Search the data for the string "chevron" and gather each line it is in.
--- start ---
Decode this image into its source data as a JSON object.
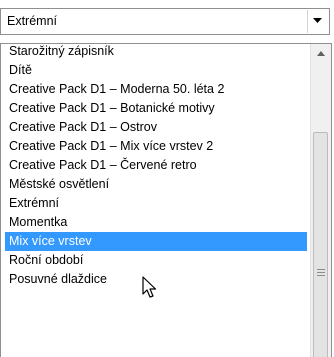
{
  "combo": {
    "selected_value": "Extrémní",
    "dropdown_icon": "chevron-down-icon"
  },
  "list": {
    "items": [
      "Starožitný zápisník",
      "Dítě",
      "Creative Pack D1 – Moderna 50. léta 2",
      "Creative Pack D1 – Botanické motivy",
      "Creative Pack D1 – Ostrov",
      "Creative Pack D1 – Mix více vrstev 2",
      "Creative Pack D1 – Červené retro",
      "Městské osvětlení",
      "Extrémní",
      "Momentka",
      "Mix více vrstev",
      "Roční období",
      "Posuvné dlaždice"
    ],
    "highlighted_item": "Mix více vrstev",
    "highlight_color": "#3399ff"
  },
  "scrollbar": {
    "up_icon": "chevron-up-icon",
    "grip_icon": "scroll-grip-icon"
  },
  "cursor": {
    "icon": "mouse-pointer-icon"
  }
}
--- end ---
Answer to this task:
    "dropdown_icon": "chevron-down-icon"
    "up_icon": "chevron-up-icon",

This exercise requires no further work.